§ Set problem
Scan the data below for the string "role". Copy every line where it appears.

⟨

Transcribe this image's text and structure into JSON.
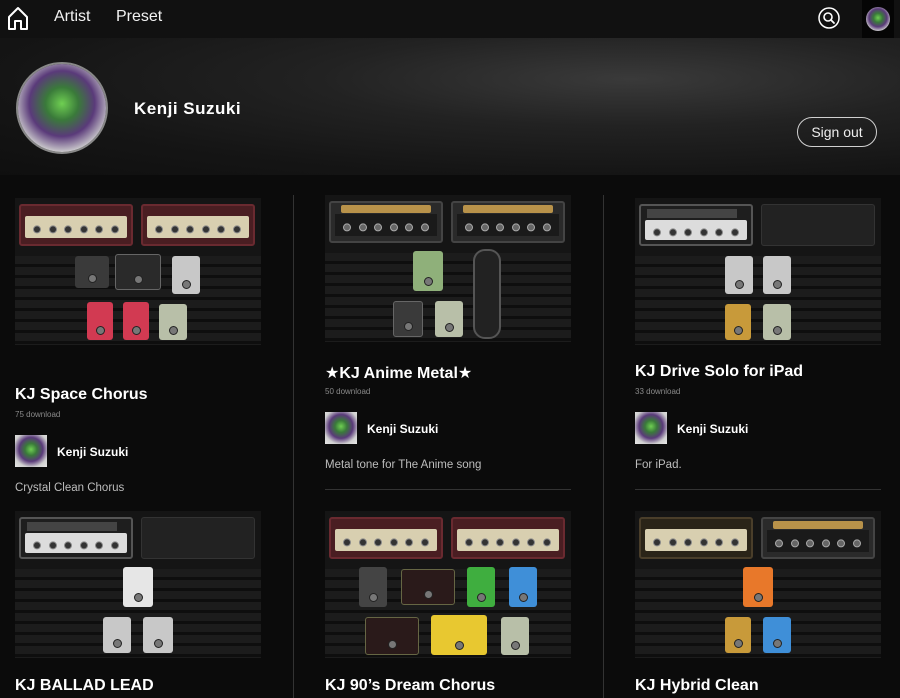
{
  "nav": {
    "home_icon": "home-icon",
    "artist_label": "Artist",
    "preset_label": "Preset",
    "search_icon": "search-icon"
  },
  "profile": {
    "name": "Kenji Suzuki",
    "sign_out_label": "Sign out"
  },
  "presets": [
    {
      "title": "KJ Space Chorus",
      "downloads": "75 download",
      "author": "Kenji Suzuki",
      "description": "Crystal Clean Chorus"
    },
    {
      "title": "★KJ Anime Metal★",
      "downloads": "50 download",
      "author": "Kenji Suzuki",
      "description": "Metal tone for The Anime song"
    },
    {
      "title": "KJ Drive Solo for iPad",
      "downloads": "33 download",
      "author": "Kenji Suzuki",
      "description": "For iPad."
    },
    {
      "title": "KJ BALLAD LEAD"
    },
    {
      "title": "KJ 90’s Dream Chorus"
    },
    {
      "title": "KJ Hybrid Clean"
    }
  ],
  "colors": {
    "background": "#0b0b0b",
    "topbar": "#111111",
    "text": "#ffffff",
    "muted": "#8a8a8a"
  }
}
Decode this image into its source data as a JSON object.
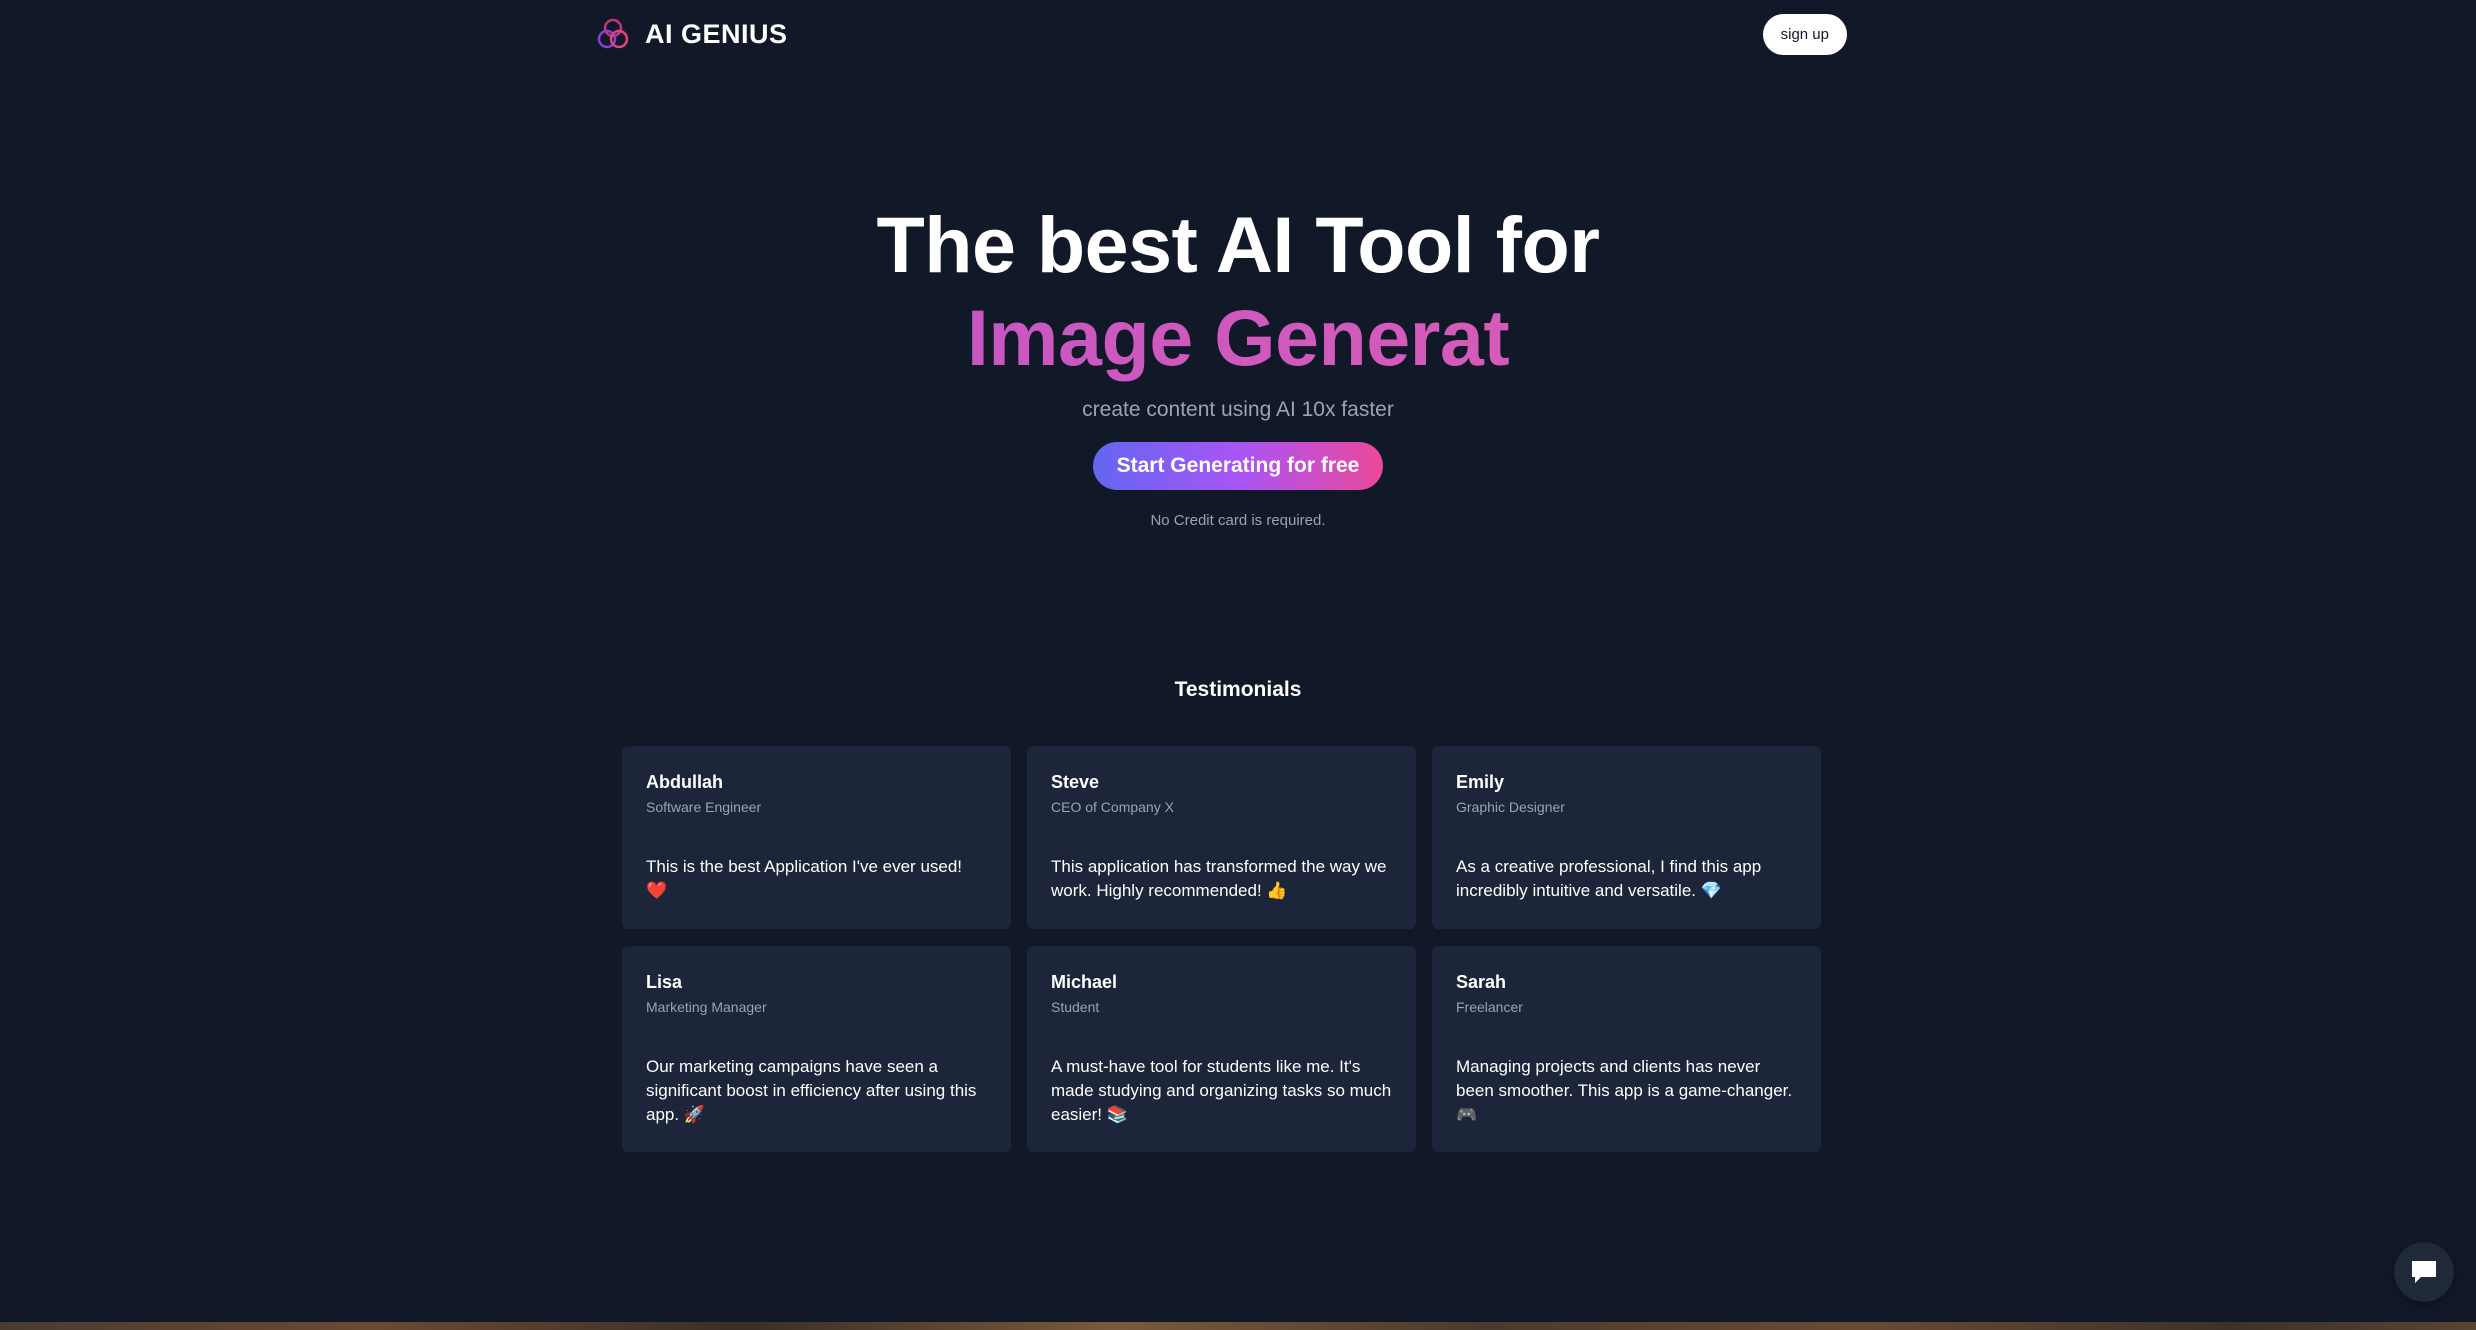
{
  "header": {
    "brand": "AI GENIUS",
    "signup_label": "sign up"
  },
  "hero": {
    "title_line1": "The best AI Tool for",
    "title_line2": "Image Generat",
    "subtitle": "create content using AI 10x faster",
    "cta_label": "Start Generating for free",
    "cta_note": "No Credit card is required."
  },
  "testimonials": {
    "title": "Testimonials",
    "items": [
      {
        "name": "Abdullah",
        "role": "Software Engineer",
        "text": "This is the best Application I've ever used! ❤️"
      },
      {
        "name": "Steve",
        "role": "CEO of Company X",
        "text": "This application has transformed the way we work. Highly recommended! 👍"
      },
      {
        "name": "Emily",
        "role": "Graphic Designer",
        "text": "As a creative professional, I find this app incredibly intuitive and versatile. 💎"
      },
      {
        "name": "Lisa",
        "role": "Marketing Manager",
        "text": "Our marketing campaigns have seen a significant boost in efficiency after using this app. 🚀"
      },
      {
        "name": "Michael",
        "role": "Student",
        "text": "A must-have tool for students like me. It's made studying and organizing tasks so much easier! 📚"
      },
      {
        "name": "Sarah",
        "role": "Freelancer",
        "text": "Managing projects and clients has never been smoother. This app is a game-changer. 🎮"
      }
    ]
  },
  "icons": {
    "brand": "three-circles-logo-icon",
    "chat": "chat-bubble-icon"
  },
  "colors": {
    "background": "#111827",
    "card": "#1c2539",
    "accent_gradient_start": "#6366f1",
    "accent_gradient_end": "#ec4899",
    "title_gradient": "#d55bb8"
  }
}
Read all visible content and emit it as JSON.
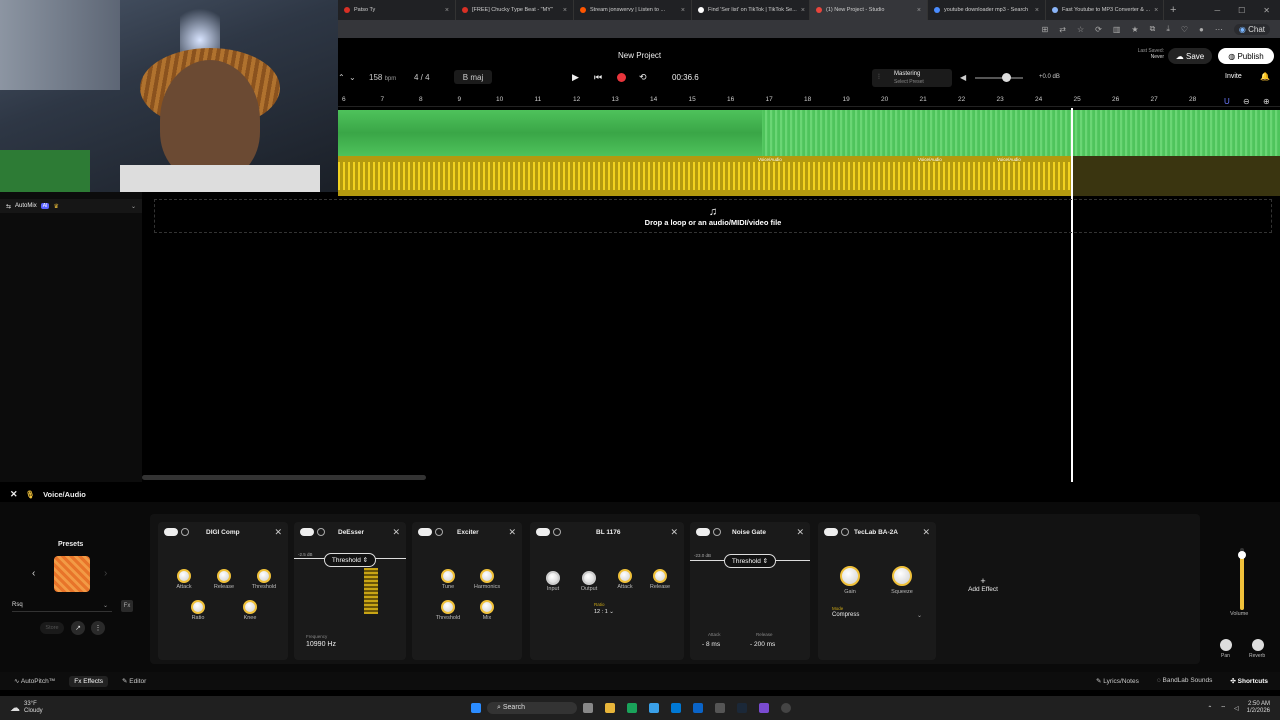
{
  "browser": {
    "tabs": [
      {
        "label": "Patso Ty",
        "color": "#d93025"
      },
      {
        "label": "[FREE] Chucky Type Beat - \"MY\"",
        "color": "#d93025"
      },
      {
        "label": "Stream jonswervy | Listen to ...",
        "color": "#ff5500"
      },
      {
        "label": "Find 'Ser list' on TikTok | TikTok Se...",
        "color": "#ffffff"
      },
      {
        "label": "(1) New Project - Studio",
        "color": "#e8453c",
        "active": true
      },
      {
        "label": "youtube downloader mp3 - Search",
        "color": "#4a8cff"
      },
      {
        "label": "Fast Youtube to MP3 Converter & ...",
        "color": "#8ab4f8"
      }
    ],
    "chat_label": "Chat"
  },
  "studio": {
    "project_title": "New Project",
    "bpm": "158",
    "bpm_unit": "bpm",
    "time_sig": "4 / 4",
    "key": "B maj",
    "time": "00:36.6",
    "mastering_label": "Mastering",
    "mastering_sub": "Select Preset",
    "master_db": "+0.0 dB",
    "last_saved_label": "Last Saved:",
    "last_saved_value": "Never",
    "save_label": "Save",
    "publish_label": "Publish",
    "invite_label": "Invite"
  },
  "ruler": [
    "6",
    "7",
    "8",
    "9",
    "10",
    "11",
    "12",
    "13",
    "14",
    "15",
    "16",
    "17",
    "18",
    "19",
    "20",
    "21",
    "22",
    "23",
    "24",
    "25",
    "26",
    "27",
    "28"
  ],
  "tracks": {
    "automix_label": "AutoMix",
    "ai_badge": "AI",
    "clip_labels": [
      "Voice/Audio",
      "Voice/Audio",
      "Voice/Audio"
    ],
    "drop_text": "Drop a loop or an audio/MIDI/video file"
  },
  "effects": {
    "track_name": "Voice/Audio",
    "presets_label": "Presets",
    "preset_name": "Rsq",
    "store_label": "Store",
    "add_effect_label": "Add Effect",
    "plugins": [
      {
        "name": "DIGI Comp",
        "knobs": [
          "Attack",
          "Release",
          "Threshold",
          "Ratio",
          "Knee"
        ]
      },
      {
        "name": "DeEsser",
        "threshold_label": "Threshold",
        "db": "-2.5 dB",
        "freq_label": "Frequency",
        "freq_value": "10990 Hz"
      },
      {
        "name": "Exciter",
        "knobs": [
          "Tune",
          "Harmonics",
          "Threshold",
          "Mix"
        ]
      },
      {
        "name": "BL 1176",
        "knobs": [
          "Input",
          "Output",
          "Attack",
          "Release"
        ],
        "ratio_label": "Ratio",
        "ratio_value": "12 : 1"
      },
      {
        "name": "Noise Gate",
        "threshold_label": "Threshold",
        "db": "-23.0 dB",
        "attack_label": "Attack",
        "attack_value": "8 ms",
        "release_label": "Release",
        "release_value": "200 ms"
      },
      {
        "name": "TecLab BA-2A",
        "knobs": [
          "Gain",
          "Squeeze"
        ],
        "mode_label": "Mode",
        "mode_value": "Compress"
      }
    ],
    "volume_label": "Volume",
    "pan_label": "Pan",
    "reverb_label": "Reverb"
  },
  "bottombar": {
    "autopitch": "AutoPitch™",
    "effects": "Effects",
    "editor": "Editor",
    "lyrics": "Lyrics/Notes",
    "bandlab_sounds": "BandLab Sounds",
    "shortcuts": "Shortcuts"
  },
  "taskbar": {
    "weather_temp": "33°F",
    "weather_cond": "Cloudy",
    "search": "Search",
    "time": "2:50 AM",
    "date": "1/2/2026"
  }
}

⟩

§ Full output
        "role": "Software Engineer",
        "role": "CEO of Company X",
        "role": "Graphic Designer",
        "role": "Marketing Manager",
        "role": "Student",
        "role": "Freelancer",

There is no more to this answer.